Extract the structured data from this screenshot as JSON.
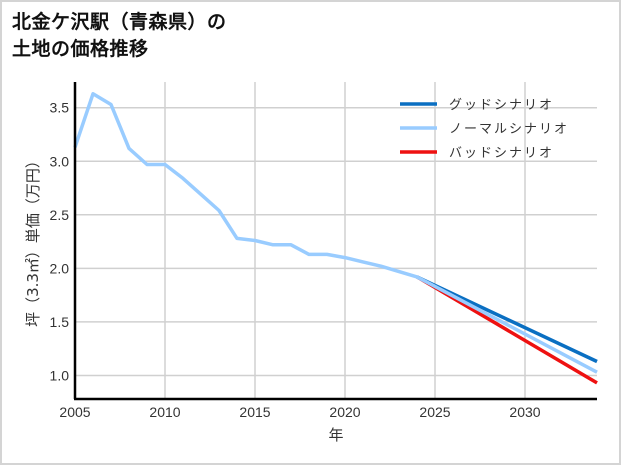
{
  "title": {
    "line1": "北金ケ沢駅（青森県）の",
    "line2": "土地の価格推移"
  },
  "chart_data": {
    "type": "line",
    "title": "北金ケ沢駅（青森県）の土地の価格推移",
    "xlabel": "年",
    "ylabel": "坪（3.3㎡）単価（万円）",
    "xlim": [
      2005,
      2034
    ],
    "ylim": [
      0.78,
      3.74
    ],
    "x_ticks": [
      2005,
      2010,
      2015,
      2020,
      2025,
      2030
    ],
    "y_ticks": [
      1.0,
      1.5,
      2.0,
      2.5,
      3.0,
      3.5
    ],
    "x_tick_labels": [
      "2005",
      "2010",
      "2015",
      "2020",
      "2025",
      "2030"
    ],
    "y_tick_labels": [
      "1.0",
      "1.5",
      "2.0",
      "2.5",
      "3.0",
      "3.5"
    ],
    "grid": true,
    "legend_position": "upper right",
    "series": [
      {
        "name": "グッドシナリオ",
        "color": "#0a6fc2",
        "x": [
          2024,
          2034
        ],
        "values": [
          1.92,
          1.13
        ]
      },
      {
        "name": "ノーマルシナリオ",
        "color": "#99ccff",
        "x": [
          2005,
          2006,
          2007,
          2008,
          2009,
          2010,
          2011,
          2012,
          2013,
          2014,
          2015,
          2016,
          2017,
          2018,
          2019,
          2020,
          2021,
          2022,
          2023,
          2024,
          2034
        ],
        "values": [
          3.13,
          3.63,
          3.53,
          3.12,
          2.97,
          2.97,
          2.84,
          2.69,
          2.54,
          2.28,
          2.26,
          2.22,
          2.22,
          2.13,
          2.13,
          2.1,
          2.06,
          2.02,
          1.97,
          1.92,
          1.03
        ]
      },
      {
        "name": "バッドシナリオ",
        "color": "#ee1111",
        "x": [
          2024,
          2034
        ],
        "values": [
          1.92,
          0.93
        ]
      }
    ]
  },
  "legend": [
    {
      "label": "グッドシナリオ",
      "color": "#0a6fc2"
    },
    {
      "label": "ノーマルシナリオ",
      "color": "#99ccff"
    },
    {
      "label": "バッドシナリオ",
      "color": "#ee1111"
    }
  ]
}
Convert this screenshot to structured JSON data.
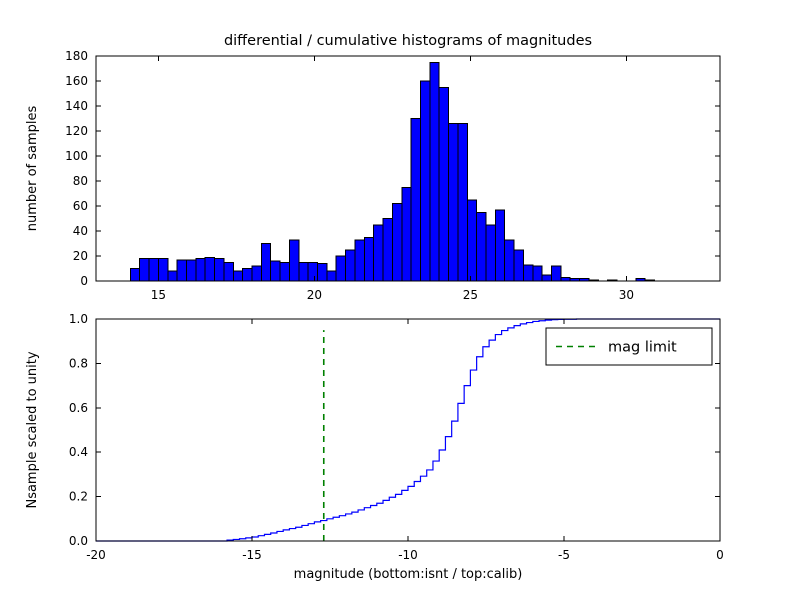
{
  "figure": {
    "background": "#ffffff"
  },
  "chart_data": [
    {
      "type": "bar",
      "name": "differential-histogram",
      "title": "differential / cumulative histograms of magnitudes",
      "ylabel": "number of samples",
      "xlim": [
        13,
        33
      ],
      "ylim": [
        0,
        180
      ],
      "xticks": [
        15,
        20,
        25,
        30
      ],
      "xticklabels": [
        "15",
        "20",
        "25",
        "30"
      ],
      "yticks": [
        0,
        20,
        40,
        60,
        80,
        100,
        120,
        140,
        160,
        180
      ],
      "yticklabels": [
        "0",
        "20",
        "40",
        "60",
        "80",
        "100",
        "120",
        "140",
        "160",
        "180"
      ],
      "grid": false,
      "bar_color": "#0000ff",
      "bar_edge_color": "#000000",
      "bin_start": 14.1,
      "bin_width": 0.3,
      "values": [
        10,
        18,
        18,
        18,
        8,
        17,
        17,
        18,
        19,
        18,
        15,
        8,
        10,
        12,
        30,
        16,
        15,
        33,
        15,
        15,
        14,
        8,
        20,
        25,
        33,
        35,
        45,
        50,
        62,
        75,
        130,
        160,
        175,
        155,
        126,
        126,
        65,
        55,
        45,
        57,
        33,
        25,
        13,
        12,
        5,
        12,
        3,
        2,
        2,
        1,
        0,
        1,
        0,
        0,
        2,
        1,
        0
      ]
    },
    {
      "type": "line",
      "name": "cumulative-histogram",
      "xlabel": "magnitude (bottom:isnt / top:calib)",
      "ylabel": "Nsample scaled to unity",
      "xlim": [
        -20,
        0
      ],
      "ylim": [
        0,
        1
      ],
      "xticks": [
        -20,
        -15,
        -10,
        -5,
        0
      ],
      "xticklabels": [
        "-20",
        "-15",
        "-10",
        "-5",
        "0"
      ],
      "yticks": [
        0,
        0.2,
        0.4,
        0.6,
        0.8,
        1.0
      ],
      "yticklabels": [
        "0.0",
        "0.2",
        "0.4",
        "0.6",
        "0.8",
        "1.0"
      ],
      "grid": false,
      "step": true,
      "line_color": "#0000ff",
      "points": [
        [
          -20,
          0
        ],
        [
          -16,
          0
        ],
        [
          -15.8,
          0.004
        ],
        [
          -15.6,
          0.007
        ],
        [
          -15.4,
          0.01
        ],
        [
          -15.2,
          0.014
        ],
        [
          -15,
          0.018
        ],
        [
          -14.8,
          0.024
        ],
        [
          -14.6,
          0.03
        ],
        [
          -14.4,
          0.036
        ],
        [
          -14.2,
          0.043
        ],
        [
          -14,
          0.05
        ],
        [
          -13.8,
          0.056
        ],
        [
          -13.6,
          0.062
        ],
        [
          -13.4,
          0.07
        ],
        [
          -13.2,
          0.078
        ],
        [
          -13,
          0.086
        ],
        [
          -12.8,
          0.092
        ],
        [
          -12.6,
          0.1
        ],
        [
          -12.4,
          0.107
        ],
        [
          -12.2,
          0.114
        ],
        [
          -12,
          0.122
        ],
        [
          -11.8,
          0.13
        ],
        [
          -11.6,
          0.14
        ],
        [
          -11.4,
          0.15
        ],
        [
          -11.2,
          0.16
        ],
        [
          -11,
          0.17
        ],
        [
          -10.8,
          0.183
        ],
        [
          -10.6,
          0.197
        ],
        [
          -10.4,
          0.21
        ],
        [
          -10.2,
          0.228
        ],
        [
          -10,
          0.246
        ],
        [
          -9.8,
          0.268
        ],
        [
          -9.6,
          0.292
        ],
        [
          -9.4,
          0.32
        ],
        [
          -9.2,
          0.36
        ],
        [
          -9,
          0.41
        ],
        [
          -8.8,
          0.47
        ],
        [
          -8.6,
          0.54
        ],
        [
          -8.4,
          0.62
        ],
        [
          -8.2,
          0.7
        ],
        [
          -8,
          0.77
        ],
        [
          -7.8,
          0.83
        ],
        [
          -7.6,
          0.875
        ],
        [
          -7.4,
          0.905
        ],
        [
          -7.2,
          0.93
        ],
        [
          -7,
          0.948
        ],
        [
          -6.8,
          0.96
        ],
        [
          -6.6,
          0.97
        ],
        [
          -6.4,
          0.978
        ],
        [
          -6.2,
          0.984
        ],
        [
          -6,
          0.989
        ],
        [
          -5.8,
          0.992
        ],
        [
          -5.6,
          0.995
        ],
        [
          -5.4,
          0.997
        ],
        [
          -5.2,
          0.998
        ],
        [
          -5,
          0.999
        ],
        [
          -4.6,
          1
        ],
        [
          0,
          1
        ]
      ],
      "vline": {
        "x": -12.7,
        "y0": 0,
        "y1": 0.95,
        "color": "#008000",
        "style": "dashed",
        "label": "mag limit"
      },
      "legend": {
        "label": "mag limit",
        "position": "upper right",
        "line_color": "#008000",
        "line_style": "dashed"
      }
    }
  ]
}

■ ■ ■ ■ ■ ■ ■

▸ **Work to be completed**: Reproduce each line exactly, please, except for any pictures.

▸ **Full answer**:
Extract the structured data from this screenshot as JSON.
{
  "title": {
    "line1": "北金ケ沢駅（青森県）の",
    "line2": "土地の価格推移"
  },
  "chart_data": {
    "type": "line",
    "title": "北金ケ沢駅（青森県）の土地の価格推移",
    "xlabel": "年",
    "ylabel": "坪（3.3㎡）単価（万円）",
    "xlim": [
      2005,
      2034
    ],
    "ylim": [
      0.78,
      3.74
    ],
    "x_ticks": [
      2005,
      2010,
      2015,
      2020,
      2025,
      2030
    ],
    "y_ticks": [
      1.0,
      1.5,
      2.0,
      2.5,
      3.0,
      3.5
    ],
    "x_tick_labels": [
      "2005",
      "2010",
      "2015",
      "2020",
      "2025",
      "2030"
    ],
    "y_tick_labels": [
      "1.0",
      "1.5",
      "2.0",
      "2.5",
      "3.0",
      "3.5"
    ],
    "grid": true,
    "legend_position": "upper right",
    "series": [
      {
        "name": "グッドシナリオ",
        "color": "#0a6fc2",
        "x": [
          2024,
          2034
        ],
        "values": [
          1.92,
          1.13
        ]
      },
      {
        "name": "ノーマルシナリオ",
        "color": "#99ccff",
        "x": [
          2005,
          2006,
          2007,
          2008,
          2009,
          2010,
          2011,
          2012,
          2013,
          2014,
          2015,
          2016,
          2017,
          2018,
          2019,
          2020,
          2021,
          2022,
          2023,
          2024,
          2034
        ],
        "values": [
          3.13,
          3.63,
          3.53,
          3.12,
          2.97,
          2.97,
          2.84,
          2.69,
          2.54,
          2.28,
          2.26,
          2.22,
          2.22,
          2.13,
          2.13,
          2.1,
          2.06,
          2.02,
          1.97,
          1.92,
          1.03
        ]
      },
      {
        "name": "バッドシナリオ",
        "color": "#ee1111",
        "x": [
          2024,
          2034
        ],
        "values": [
          1.92,
          0.93
        ]
      }
    ]
  },
  "legend": [
    {
      "label": "グッドシナリオ",
      "color": "#0a6fc2"
    },
    {
      "label": "ノーマルシナリオ",
      "color": "#99ccff"
    },
    {
      "label": "バッドシナリオ",
      "color": "#ee1111"
    }
  ]
}
Convert this screenshot to structured JSON data.
{
  "figure": {
    "background": "#ffffff"
  },
  "chart_data": [
    {
      "type": "bar",
      "name": "differential-histogram",
      "title": "differential / cumulative histograms of magnitudes",
      "ylabel": "number of samples",
      "xlim": [
        13,
        33
      ],
      "ylim": [
        0,
        180
      ],
      "xticks": [
        15,
        20,
        25,
        30
      ],
      "xticklabels": [
        "15",
        "20",
        "25",
        "30"
      ],
      "yticks": [
        0,
        20,
        40,
        60,
        80,
        100,
        120,
        140,
        160,
        180
      ],
      "yticklabels": [
        "0",
        "20",
        "40",
        "60",
        "80",
        "100",
        "120",
        "140",
        "160",
        "180"
      ],
      "grid": false,
      "bar_color": "#0000ff",
      "bar_edge_color": "#000000",
      "bin_start": 14.1,
      "bin_width": 0.3,
      "values": [
        10,
        18,
        18,
        18,
        8,
        17,
        17,
        18,
        19,
        18,
        15,
        8,
        10,
        12,
        30,
        16,
        15,
        33,
        15,
        15,
        14,
        8,
        20,
        25,
        33,
        35,
        45,
        50,
        62,
        75,
        130,
        160,
        175,
        155,
        126,
        126,
        65,
        55,
        45,
        57,
        33,
        25,
        13,
        12,
        5,
        12,
        3,
        2,
        2,
        1,
        0,
        1,
        0,
        0,
        2,
        1,
        0
      ]
    },
    {
      "type": "line",
      "name": "cumulative-histogram",
      "xlabel": "magnitude (bottom:isnt / top:calib)",
      "ylabel": "Nsample scaled to unity",
      "xlim": [
        -20,
        0
      ],
      "ylim": [
        0,
        1
      ],
      "xticks": [
        -20,
        -15,
        -10,
        -5,
        0
      ],
      "xticklabels": [
        "-20",
        "-15",
        "-10",
        "-5",
        "0"
      ],
      "yticks": [
        0,
        0.2,
        0.4,
        0.6,
        0.8,
        1.0
      ],
      "yticklabels": [
        "0.0",
        "0.2",
        "0.4",
        "0.6",
        "0.8",
        "1.0"
      ],
      "grid": false,
      "step": true,
      "line_color": "#0000ff",
      "points": [
        [
          -20,
          0
        ],
        [
          -16,
          0
        ],
        [
          -15.8,
          0.004
        ],
        [
          -15.6,
          0.007
        ],
        [
          -15.4,
          0.01
        ],
        [
          -15.2,
          0.014
        ],
        [
          -15,
          0.018
        ],
        [
          -14.8,
          0.024
        ],
        [
          -14.6,
          0.03
        ],
        [
          -14.4,
          0.036
        ],
        [
          -14.2,
          0.043
        ],
        [
          -14,
          0.05
        ],
        [
          -13.8,
          0.056
        ],
        [
          -13.6,
          0.062
        ],
        [
          -13.4,
          0.07
        ],
        [
          -13.2,
          0.078
        ],
        [
          -13,
          0.086
        ],
        [
          -12.8,
          0.092
        ],
        [
          -12.6,
          0.1
        ],
        [
          -12.4,
          0.107
        ],
        [
          -12.2,
          0.114
        ],
        [
          -12,
          0.122
        ],
        [
          -11.8,
          0.13
        ],
        [
          -11.6,
          0.14
        ],
        [
          -11.4,
          0.15
        ],
        [
          -11.2,
          0.16
        ],
        [
          -11,
          0.17
        ],
        [
          -10.8,
          0.183
        ],
        [
          -10.6,
          0.197
        ],
        [
          -10.4,
          0.21
        ],
        [
          -10.2,
          0.228
        ],
        [
          -10,
          0.246
        ],
        [
          -9.8,
          0.268
        ],
        [
          -9.6,
          0.292
        ],
        [
          -9.4,
          0.32
        ],
        [
          -9.2,
          0.36
        ],
        [
          -9,
          0.41
        ],
        [
          -8.8,
          0.47
        ],
        [
          -8.6,
          0.54
        ],
        [
          -8.4,
          0.62
        ],
        [
          -8.2,
          0.7
        ],
        [
          -8,
          0.77
        ],
        [
          -7.8,
          0.83
        ],
        [
          -7.6,
          0.875
        ],
        [
          -7.4,
          0.905
        ],
        [
          -7.2,
          0.93
        ],
        [
          -7,
          0.948
        ],
        [
          -6.8,
          0.96
        ],
        [
          -6.6,
          0.97
        ],
        [
          -6.4,
          0.978
        ],
        [
          -6.2,
          0.984
        ],
        [
          -6,
          0.989
        ],
        [
          -5.8,
          0.992
        ],
        [
          -5.6,
          0.995
        ],
        [
          -5.4,
          0.997
        ],
        [
          -5.2,
          0.998
        ],
        [
          -5,
          0.999
        ],
        [
          -4.6,
          1
        ],
        [
          0,
          1
        ]
      ],
      "vline": {
        "x": -12.7,
        "y0": 0,
        "y1": 0.95,
        "color": "#008000",
        "style": "dashed",
        "label": "mag limit"
      },
      "legend": {
        "label": "mag limit",
        "position": "upper right",
        "line_color": "#008000",
        "line_style": "dashed"
      }
    }
  ]
}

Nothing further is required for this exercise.